··· ITEMS ···

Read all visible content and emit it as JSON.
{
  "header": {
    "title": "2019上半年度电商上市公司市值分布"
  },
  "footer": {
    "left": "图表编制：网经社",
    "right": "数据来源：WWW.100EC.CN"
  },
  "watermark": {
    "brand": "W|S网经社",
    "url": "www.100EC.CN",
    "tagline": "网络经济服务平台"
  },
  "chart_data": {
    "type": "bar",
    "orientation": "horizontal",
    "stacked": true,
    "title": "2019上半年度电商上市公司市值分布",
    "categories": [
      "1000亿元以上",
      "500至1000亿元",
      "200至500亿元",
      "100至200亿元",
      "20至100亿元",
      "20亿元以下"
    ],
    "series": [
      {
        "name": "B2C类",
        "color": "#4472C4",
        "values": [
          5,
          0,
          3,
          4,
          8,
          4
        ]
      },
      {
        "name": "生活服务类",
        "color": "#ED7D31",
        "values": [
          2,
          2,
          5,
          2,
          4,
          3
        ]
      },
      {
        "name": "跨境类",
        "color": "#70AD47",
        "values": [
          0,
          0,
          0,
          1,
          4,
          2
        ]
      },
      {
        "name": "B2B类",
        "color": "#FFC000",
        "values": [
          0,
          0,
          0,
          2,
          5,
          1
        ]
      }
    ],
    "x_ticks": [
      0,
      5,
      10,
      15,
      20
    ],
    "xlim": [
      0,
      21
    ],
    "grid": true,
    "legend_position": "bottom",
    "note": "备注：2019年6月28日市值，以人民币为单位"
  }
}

···

Collect every line with the string "color" from the records, and copy each.

        "color": "#4472C4",
        "color": "#ED7D31",
        "color": "#70AD47",
        "color": "#FFC000",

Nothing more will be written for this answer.